> **The exercise**
Filter the data for lines with the word "icon", then copy every line so identified.

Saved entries
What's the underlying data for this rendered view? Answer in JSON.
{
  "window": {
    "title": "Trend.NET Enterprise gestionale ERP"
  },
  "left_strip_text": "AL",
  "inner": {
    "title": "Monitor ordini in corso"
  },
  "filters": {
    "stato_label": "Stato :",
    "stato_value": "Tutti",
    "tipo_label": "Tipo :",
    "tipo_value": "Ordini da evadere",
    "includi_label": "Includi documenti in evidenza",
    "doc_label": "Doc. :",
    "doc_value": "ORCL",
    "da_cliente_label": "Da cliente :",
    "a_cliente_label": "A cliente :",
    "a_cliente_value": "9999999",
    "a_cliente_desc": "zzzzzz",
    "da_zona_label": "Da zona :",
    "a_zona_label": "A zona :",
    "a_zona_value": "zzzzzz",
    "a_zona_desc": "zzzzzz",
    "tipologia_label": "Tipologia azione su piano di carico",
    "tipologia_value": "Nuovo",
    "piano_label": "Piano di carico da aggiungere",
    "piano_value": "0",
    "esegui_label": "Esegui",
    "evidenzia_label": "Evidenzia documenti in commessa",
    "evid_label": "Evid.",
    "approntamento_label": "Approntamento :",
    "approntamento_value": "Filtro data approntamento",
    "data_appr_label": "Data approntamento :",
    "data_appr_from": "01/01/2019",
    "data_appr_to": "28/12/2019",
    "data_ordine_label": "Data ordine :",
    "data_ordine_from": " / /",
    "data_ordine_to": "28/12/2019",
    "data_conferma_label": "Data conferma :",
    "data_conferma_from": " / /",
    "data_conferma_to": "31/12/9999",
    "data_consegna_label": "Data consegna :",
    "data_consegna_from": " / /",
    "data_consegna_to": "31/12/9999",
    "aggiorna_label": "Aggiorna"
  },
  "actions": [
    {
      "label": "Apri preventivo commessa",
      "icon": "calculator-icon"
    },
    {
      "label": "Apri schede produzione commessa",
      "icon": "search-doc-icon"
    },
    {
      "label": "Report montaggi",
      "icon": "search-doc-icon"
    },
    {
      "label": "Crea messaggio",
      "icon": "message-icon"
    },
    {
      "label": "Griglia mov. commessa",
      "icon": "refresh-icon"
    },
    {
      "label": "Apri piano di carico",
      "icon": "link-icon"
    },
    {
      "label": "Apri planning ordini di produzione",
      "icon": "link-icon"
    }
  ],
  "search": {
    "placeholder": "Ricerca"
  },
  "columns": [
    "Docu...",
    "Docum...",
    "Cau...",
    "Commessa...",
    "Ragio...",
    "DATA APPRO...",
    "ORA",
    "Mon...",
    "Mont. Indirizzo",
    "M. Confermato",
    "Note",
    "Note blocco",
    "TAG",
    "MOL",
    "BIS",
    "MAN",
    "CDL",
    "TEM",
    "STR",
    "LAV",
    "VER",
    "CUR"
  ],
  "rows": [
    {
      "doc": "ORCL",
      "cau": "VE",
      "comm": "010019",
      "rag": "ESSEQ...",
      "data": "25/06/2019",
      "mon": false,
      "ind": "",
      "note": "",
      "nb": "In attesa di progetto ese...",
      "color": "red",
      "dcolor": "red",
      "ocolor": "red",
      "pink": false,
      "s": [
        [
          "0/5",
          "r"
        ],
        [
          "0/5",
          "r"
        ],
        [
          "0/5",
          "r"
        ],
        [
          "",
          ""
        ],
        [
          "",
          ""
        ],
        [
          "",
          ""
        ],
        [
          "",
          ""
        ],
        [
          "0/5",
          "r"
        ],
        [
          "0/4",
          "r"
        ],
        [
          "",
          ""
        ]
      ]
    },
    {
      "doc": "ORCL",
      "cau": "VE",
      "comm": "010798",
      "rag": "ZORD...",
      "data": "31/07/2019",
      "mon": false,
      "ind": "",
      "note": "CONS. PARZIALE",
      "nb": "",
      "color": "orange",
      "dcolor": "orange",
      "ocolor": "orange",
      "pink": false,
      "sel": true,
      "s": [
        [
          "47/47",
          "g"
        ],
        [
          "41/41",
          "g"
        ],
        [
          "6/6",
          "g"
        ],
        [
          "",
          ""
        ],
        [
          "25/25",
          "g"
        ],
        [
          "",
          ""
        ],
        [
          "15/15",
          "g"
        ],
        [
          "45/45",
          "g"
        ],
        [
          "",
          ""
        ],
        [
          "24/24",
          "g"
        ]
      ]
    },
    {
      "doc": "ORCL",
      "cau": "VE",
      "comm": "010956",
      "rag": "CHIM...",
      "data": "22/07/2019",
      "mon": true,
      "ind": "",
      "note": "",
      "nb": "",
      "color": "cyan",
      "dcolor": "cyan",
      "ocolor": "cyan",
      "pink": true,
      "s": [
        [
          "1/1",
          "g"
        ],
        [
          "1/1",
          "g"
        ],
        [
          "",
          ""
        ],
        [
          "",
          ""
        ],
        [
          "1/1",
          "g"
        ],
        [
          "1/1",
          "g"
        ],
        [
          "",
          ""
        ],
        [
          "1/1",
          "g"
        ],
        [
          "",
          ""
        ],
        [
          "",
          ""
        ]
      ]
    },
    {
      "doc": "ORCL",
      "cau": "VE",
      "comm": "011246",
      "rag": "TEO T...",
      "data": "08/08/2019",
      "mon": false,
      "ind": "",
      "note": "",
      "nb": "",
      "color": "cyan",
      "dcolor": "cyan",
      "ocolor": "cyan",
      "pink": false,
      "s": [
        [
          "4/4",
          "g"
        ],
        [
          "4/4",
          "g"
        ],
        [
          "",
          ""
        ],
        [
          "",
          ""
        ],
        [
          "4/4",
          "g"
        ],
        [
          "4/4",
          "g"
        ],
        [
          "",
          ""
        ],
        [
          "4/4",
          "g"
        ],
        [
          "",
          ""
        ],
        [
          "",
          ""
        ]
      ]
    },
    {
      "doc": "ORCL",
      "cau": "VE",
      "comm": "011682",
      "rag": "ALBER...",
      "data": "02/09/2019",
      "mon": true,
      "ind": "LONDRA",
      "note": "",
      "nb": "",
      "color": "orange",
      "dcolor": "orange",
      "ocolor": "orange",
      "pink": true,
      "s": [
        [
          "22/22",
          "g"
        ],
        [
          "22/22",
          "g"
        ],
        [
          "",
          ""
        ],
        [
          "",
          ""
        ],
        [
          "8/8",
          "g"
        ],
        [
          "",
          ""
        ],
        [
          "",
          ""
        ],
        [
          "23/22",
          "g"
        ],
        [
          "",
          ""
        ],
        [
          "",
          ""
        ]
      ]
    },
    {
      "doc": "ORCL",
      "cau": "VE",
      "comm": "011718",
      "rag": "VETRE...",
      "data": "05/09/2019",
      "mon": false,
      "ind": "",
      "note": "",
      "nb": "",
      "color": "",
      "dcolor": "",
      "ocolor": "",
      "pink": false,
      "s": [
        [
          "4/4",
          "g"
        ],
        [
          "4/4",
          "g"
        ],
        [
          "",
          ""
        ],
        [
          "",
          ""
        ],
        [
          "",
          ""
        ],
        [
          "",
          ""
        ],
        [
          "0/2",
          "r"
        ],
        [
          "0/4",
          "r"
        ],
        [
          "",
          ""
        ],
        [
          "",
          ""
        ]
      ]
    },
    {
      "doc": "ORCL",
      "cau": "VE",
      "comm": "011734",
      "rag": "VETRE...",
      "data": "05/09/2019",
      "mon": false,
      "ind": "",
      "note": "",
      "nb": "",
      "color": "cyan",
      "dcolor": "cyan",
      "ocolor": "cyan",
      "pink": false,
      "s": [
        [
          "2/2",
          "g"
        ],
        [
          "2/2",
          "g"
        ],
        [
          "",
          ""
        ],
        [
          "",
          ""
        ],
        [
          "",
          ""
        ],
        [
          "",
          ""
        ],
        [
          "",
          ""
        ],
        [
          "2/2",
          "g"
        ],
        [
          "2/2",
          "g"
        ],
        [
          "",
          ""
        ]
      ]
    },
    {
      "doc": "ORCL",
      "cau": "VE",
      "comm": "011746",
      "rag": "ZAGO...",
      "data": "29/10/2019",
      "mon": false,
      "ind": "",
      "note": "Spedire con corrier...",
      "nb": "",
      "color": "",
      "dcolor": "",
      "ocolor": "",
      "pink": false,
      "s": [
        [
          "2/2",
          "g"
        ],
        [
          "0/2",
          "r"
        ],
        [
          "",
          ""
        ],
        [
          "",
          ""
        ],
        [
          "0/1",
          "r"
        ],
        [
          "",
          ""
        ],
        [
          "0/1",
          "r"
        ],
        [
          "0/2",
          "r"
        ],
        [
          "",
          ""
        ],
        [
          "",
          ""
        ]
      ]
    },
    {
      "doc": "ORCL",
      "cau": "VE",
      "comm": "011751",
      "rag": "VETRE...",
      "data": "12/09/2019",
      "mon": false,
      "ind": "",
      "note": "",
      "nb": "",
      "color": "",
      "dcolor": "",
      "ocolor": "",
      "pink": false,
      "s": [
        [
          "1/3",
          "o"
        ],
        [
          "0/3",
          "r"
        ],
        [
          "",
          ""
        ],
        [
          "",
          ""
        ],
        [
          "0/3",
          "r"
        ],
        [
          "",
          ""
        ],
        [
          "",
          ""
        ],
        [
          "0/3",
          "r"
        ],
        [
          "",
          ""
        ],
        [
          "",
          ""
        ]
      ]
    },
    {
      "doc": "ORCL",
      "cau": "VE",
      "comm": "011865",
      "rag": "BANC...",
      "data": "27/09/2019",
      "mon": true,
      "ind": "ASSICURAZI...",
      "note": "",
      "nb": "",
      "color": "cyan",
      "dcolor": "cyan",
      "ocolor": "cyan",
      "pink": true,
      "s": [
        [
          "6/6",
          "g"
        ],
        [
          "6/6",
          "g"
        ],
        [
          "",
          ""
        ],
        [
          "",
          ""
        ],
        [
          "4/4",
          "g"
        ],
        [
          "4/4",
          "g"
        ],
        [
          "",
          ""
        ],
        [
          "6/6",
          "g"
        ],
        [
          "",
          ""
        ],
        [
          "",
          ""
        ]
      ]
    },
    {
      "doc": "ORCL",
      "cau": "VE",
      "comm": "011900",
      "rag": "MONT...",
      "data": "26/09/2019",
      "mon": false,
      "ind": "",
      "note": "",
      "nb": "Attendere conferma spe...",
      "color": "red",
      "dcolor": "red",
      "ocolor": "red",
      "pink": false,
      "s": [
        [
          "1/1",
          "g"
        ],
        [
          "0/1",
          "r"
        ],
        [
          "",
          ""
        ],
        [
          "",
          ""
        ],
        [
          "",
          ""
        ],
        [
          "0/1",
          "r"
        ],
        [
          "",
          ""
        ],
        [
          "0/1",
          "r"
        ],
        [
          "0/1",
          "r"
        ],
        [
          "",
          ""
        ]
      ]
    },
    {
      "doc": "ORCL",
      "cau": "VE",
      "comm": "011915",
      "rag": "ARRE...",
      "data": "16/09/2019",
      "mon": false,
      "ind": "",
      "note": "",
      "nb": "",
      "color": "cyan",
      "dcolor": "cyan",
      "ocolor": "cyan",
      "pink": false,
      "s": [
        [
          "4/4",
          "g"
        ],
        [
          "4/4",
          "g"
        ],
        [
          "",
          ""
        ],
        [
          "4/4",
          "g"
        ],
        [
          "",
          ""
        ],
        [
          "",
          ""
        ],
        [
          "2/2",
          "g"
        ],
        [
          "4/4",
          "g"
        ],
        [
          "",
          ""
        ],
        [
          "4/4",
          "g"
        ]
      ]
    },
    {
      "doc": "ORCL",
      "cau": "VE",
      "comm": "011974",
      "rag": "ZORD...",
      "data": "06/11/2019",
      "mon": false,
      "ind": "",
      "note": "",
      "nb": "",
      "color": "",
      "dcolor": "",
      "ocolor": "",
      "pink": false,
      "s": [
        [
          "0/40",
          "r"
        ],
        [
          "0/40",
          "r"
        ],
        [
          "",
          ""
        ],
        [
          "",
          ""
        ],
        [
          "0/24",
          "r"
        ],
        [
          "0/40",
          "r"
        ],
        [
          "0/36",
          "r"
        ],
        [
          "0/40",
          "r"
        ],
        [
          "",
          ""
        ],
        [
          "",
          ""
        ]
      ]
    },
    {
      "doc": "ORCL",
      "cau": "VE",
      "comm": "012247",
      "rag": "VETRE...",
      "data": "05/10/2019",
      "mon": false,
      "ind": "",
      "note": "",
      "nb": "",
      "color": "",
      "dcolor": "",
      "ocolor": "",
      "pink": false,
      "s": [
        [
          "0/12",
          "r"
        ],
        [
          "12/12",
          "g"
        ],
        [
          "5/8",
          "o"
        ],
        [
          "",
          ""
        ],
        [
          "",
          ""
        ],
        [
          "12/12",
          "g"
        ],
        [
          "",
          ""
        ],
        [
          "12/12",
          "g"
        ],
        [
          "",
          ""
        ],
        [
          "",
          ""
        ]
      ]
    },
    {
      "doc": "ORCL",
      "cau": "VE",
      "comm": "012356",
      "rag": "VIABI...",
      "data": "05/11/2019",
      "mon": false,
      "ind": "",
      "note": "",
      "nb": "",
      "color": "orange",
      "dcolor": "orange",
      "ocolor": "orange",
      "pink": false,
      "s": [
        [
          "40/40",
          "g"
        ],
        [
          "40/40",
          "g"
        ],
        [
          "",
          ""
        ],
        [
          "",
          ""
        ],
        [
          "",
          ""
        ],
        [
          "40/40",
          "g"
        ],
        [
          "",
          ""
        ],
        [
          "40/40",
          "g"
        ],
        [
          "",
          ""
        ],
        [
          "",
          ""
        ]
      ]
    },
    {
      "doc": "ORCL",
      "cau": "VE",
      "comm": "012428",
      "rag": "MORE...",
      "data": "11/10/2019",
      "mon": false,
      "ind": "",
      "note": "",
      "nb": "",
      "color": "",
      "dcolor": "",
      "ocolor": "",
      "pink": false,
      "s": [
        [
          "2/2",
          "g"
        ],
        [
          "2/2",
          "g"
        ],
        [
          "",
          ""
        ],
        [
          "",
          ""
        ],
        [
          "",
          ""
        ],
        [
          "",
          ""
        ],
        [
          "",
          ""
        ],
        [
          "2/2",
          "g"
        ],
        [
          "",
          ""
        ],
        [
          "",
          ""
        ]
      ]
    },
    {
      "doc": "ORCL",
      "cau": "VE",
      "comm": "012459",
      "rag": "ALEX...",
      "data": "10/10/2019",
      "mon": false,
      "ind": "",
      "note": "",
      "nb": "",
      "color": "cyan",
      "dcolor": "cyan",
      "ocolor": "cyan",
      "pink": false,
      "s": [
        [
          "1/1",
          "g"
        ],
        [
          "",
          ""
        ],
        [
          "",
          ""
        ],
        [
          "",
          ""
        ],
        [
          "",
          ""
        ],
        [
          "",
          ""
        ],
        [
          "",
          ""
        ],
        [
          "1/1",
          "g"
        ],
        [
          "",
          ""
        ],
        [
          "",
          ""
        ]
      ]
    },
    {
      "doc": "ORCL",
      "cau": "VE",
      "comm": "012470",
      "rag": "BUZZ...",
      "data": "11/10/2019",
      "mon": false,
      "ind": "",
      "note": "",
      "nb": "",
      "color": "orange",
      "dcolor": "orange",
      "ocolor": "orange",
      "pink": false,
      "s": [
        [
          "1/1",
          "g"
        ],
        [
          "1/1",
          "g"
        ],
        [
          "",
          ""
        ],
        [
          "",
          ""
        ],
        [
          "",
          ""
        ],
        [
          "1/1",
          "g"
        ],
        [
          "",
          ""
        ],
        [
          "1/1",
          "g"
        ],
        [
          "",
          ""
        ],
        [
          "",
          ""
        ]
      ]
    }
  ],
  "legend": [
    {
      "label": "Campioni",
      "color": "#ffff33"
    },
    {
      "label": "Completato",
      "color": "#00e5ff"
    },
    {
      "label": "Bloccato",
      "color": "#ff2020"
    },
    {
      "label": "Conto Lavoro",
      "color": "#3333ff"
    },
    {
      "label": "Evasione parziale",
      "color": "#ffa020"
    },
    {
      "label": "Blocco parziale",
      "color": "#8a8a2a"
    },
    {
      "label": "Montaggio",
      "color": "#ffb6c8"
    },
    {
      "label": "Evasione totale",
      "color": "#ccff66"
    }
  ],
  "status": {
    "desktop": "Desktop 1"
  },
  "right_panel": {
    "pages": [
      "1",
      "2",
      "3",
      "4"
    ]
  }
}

> **Complete response**
      "icon": "calculator-icon"
      "icon": "search-doc-icon"
      "icon": "search-doc-icon"
      "icon": "message-icon"
      "icon": "refresh-icon"
      "icon": "link-icon"
      "icon": "link-icon"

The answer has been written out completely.